Given instruction.
Show all lines that include the string "type"; copy each one.

(Collected data)
BEGIN

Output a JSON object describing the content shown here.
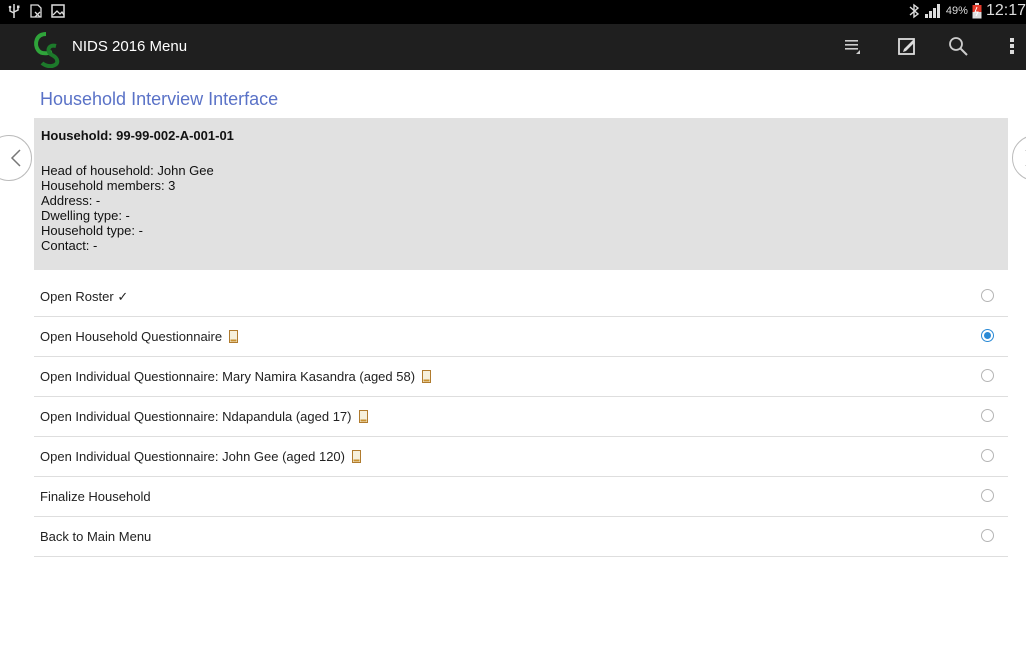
{
  "status_bar": {
    "battery": "49%",
    "time": "12:17"
  },
  "app": {
    "title": "NIDS 2016 Menu"
  },
  "page": {
    "title": "Household Interview Interface"
  },
  "household": {
    "id_line": "Household: 99-99-002-A-001-01",
    "head": "Head of household: John Gee",
    "members": "Household members: 3",
    "address": "Address: -",
    "dwelling": "Dwelling type: -",
    "type": "Household type: -",
    "contact": "Contact: -"
  },
  "menu": [
    {
      "label": "Open Roster ✓",
      "selected": false,
      "phone": false
    },
    {
      "label": "Open Household Questionnaire",
      "selected": true,
      "phone": true
    },
    {
      "label": "Open Individual Questionnaire: Mary Namira Kasandra (aged 58)",
      "selected": false,
      "phone": true
    },
    {
      "label": "Open Individual Questionnaire: Ndapandula (aged 17)",
      "selected": false,
      "phone": true
    },
    {
      "label": "Open Individual Questionnaire: John Gee (aged 120)",
      "selected": false,
      "phone": true
    },
    {
      "label": "Finalize Household",
      "selected": false,
      "phone": false
    },
    {
      "label": "Back to Main Menu",
      "selected": false,
      "phone": false
    }
  ],
  "icons": {
    "usb": "usb-icon",
    "sim": "no-sim-icon",
    "gallery": "image-icon",
    "bluetooth": "bluetooth-icon",
    "signal": "signal-icon",
    "battery": "battery-icon",
    "list": "list-icon",
    "edit": "edit-icon",
    "search": "search-icon",
    "overflow": "more-vert-icon"
  },
  "colors": {
    "accent": "#5a72c7",
    "radio_selected": "#2a8ad6",
    "info_bg": "#e1e1e1",
    "actionbar_bg": "#1f1f1f"
  }
}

END

Worked answer.
    "dwelling": "Dwelling type: -",
    "type": "Household type: -",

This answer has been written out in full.